Written task: Pictures appear in the records below; write out everything else exactly.

Input records:
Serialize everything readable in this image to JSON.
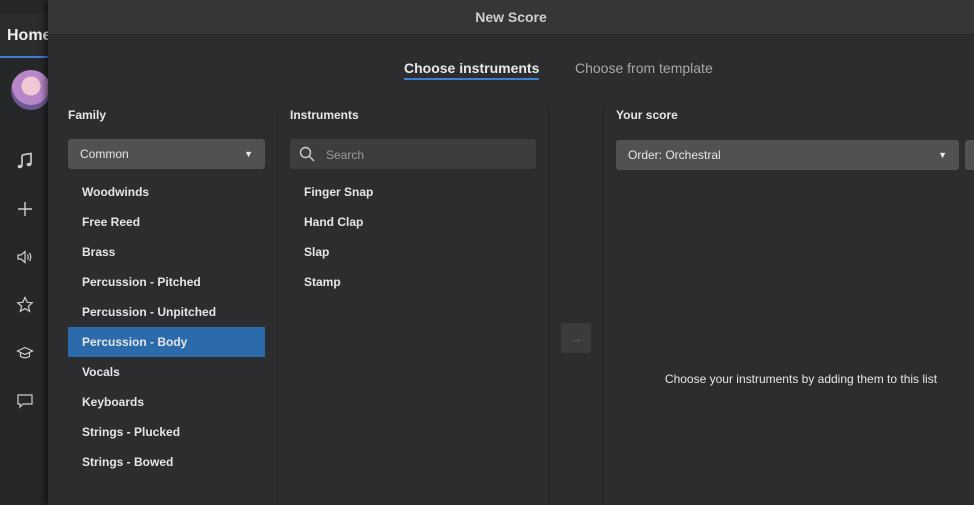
{
  "app": {
    "home_tab": "Home",
    "sidebar_icons": [
      "music-note-icon",
      "plus-icon",
      "speaker-icon",
      "star-icon",
      "graduation-cap-icon",
      "chat-icon"
    ]
  },
  "dialog": {
    "title": "New Score",
    "tabs": [
      {
        "label": "Choose instruments",
        "active": true
      },
      {
        "label": "Choose from template",
        "active": false
      }
    ],
    "family": {
      "header": "Family",
      "dropdown_value": "Common",
      "items": [
        "Woodwinds",
        "Free Reed",
        "Brass",
        "Percussion - Pitched",
        "Percussion - Unpitched",
        "Percussion - Body",
        "Vocals",
        "Keyboards",
        "Strings - Plucked",
        "Strings - Bowed"
      ],
      "selected": "Percussion - Body"
    },
    "instruments": {
      "header": "Instruments",
      "search_placeholder": "Search",
      "items": [
        "Finger Snap",
        "Hand Clap",
        "Slap",
        "Stamp"
      ]
    },
    "score": {
      "header": "Your score",
      "order_value": "Order: Orchestral",
      "empty_message": "Choose your instruments by adding them to this list"
    },
    "colors": {
      "accent": "#3b82d6",
      "selection": "#2b6aab",
      "dialog_bg": "#2d2d2f"
    }
  }
}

Response:
Serialize everything readable in this image to JSON.
{
  "app": {
    "home_tab": "Home",
    "sidebar_icons": [
      "music-note-icon",
      "plus-icon",
      "speaker-icon",
      "star-icon",
      "graduation-cap-icon",
      "chat-icon"
    ]
  },
  "dialog": {
    "title": "New Score",
    "tabs": [
      {
        "label": "Choose instruments",
        "active": true
      },
      {
        "label": "Choose from template",
        "active": false
      }
    ],
    "family": {
      "header": "Family",
      "dropdown_value": "Common",
      "items": [
        "Woodwinds",
        "Free Reed",
        "Brass",
        "Percussion - Pitched",
        "Percussion - Unpitched",
        "Percussion - Body",
        "Vocals",
        "Keyboards",
        "Strings - Plucked",
        "Strings - Bowed"
      ],
      "selected": "Percussion - Body"
    },
    "instruments": {
      "header": "Instruments",
      "search_placeholder": "Search",
      "items": [
        "Finger Snap",
        "Hand Clap",
        "Slap",
        "Stamp"
      ]
    },
    "score": {
      "header": "Your score",
      "order_value": "Order: Orchestral",
      "empty_message": "Choose your instruments by adding them to this list"
    },
    "colors": {
      "accent": "#3b82d6",
      "selection": "#2b6aab",
      "dialog_bg": "#2d2d2f"
    }
  }
}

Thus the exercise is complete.